Study text >>
..............................

Preliminarily were determined the total protein amount in the test sample with the Total Protein Kit, Human. Each protein sample were diluted to 10 μg/mL in 1X PBS, pH = 7.4 prior to use in the assay. Protein carbonyl content was measured using an OxiSelect protein carbonyl ELISA kit (Cell Biolabs). Briefly, the BSA standard (reduced/oxidized) and the assayed samples (10 μg/mL) were adsorbed on a 96-well plate for 2 h at 37 °C. Protein carbonyl found in samples and standard reacted with DNPH to form DNP hydrazone, treated with anti-DNP antibody and HRP conjugated secondary antibody. Protein carbon content in the samples was determined by a standard curve prepared from the absorbance obtained on the basis of the oxidized/reduced BSA standards and the protein carbonyl content in the samples were calculated in nmol/mg.

The AGEs level was similarly assessed with an OxiSelect AGE competitive ELISA kit (Cell Biolabs). an AGE conjugate is coated on an ELISA plate. The unknown AGE protein samples or AGEBSA standards are then added to the AGE conjugate preabsorbed ELISA plate. After a brief incubation, an anti-AGE polyclonal antibody is added, followed by an HRP conjugated secondary antibody. The content of AGE protein adducts in unknown samples is determined by comparison with a predetermined AGE-BSA standard curve.

Statistical analysis

Statistical analysis was performed with Statistica 7, StaSoft, Inc. and the results were expressed as means ± S.E. All data were expressed as mean ± SE and obtained by one-way ANOVA. p > 0.05 was considered statistically significant. To define which groups are different from each other were used LSD post hoc tests.

Results

In the current manuscript was investigated the possibilities of reducing the oxidative stress induced by L-dopa by combining with liposoluble Rose oil [29]. The results were compared with animals treated with L-dopa alone and with a reference antioxidant –vitamin C (ascorbic acid). Based on literature data [30], we selected the 400 mg/kg dose as "protector" for essential oils and the referent antioxidants –ascorbic acid.

..............................

Dataset extract >>
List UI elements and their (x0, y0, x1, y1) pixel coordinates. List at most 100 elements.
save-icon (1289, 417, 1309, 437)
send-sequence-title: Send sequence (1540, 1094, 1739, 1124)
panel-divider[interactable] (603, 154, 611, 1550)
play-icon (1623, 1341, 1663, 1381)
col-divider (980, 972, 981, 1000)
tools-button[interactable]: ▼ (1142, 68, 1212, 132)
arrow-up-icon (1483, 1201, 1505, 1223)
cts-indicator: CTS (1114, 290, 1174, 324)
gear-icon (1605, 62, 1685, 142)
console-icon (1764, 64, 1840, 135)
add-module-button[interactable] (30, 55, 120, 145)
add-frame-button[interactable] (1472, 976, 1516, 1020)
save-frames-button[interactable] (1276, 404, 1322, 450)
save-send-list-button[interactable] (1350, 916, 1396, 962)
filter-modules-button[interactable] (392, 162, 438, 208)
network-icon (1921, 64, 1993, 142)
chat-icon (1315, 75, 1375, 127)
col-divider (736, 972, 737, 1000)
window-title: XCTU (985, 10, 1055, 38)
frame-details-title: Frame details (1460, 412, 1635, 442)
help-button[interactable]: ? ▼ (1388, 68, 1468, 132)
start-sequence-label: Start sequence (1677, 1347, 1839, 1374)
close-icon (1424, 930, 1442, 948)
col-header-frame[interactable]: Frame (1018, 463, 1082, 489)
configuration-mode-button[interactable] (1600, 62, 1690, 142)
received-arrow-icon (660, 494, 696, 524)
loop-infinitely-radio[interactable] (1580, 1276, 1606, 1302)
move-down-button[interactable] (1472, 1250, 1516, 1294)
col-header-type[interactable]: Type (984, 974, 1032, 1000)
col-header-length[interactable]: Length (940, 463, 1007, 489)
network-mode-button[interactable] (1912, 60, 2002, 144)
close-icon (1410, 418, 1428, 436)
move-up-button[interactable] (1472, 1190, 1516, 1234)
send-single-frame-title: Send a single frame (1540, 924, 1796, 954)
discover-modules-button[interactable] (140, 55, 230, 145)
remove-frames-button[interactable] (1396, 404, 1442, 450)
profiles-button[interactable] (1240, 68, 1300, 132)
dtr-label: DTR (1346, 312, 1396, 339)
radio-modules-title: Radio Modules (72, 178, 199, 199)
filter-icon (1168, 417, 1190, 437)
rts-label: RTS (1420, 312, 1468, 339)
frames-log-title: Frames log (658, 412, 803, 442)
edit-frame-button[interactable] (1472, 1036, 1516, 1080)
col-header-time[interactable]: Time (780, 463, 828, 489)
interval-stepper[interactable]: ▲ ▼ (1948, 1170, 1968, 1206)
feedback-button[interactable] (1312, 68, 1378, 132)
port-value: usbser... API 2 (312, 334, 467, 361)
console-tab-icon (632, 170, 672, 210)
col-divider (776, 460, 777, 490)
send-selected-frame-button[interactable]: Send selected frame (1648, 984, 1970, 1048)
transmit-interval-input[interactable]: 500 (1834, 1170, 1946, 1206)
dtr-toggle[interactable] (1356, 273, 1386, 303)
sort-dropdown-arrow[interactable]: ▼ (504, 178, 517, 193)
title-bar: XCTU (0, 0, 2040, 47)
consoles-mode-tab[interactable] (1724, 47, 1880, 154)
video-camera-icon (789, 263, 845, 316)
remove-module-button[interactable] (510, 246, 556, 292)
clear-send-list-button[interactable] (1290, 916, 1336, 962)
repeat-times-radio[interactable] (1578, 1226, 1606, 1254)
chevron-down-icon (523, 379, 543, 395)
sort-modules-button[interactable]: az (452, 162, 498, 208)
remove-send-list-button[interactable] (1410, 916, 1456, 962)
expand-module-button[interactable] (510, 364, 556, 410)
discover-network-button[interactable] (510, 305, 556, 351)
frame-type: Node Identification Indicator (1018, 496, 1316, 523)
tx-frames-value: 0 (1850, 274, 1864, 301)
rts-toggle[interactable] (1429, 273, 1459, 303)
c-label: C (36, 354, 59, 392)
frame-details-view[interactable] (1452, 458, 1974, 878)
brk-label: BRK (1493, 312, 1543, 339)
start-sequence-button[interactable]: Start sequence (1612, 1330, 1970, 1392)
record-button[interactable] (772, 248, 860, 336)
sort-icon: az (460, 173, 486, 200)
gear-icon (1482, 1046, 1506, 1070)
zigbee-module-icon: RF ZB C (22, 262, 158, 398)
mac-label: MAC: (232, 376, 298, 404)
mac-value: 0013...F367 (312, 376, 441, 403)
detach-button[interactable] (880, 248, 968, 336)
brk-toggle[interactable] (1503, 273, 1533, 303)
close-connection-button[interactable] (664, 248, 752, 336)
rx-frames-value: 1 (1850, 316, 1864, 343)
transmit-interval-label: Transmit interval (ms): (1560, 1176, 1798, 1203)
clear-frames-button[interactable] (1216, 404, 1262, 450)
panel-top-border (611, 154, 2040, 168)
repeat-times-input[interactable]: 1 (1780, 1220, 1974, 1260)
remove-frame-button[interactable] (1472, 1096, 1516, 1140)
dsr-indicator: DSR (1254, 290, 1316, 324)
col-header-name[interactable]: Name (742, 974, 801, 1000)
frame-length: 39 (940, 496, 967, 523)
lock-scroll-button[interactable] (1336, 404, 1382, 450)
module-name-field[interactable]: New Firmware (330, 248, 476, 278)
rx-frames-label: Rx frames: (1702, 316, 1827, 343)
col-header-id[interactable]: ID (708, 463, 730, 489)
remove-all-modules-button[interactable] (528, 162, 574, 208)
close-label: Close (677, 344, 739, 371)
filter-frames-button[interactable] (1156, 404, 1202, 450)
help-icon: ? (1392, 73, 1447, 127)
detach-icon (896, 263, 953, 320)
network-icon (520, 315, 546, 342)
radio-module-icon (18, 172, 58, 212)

..............................

Problem requirements >> Repeat word for word the part of the protein assay text starting at "The AGEs level" and ending at "AGE-BSA standard curve.". The records have nothing to do with the protein assay text.

Response >>
The AGEs level was similarly assessed with an OxiSelect AGE competitive ELISA kit (Cell Biolabs). an AGE conjugate is coated on an ELISA plate. The unknown AGE protein samples or AGEBSA standards are then added to the AGE conjugate preabsorbed ELISA plate. After a brief incubation, an anti-AGE polyclonal antibody is added, followed by an HRP conjugated secondary antibody. The content of AGE protein adducts in unknown samples is determined by comparison with a predetermined AGE-BSA standard curve.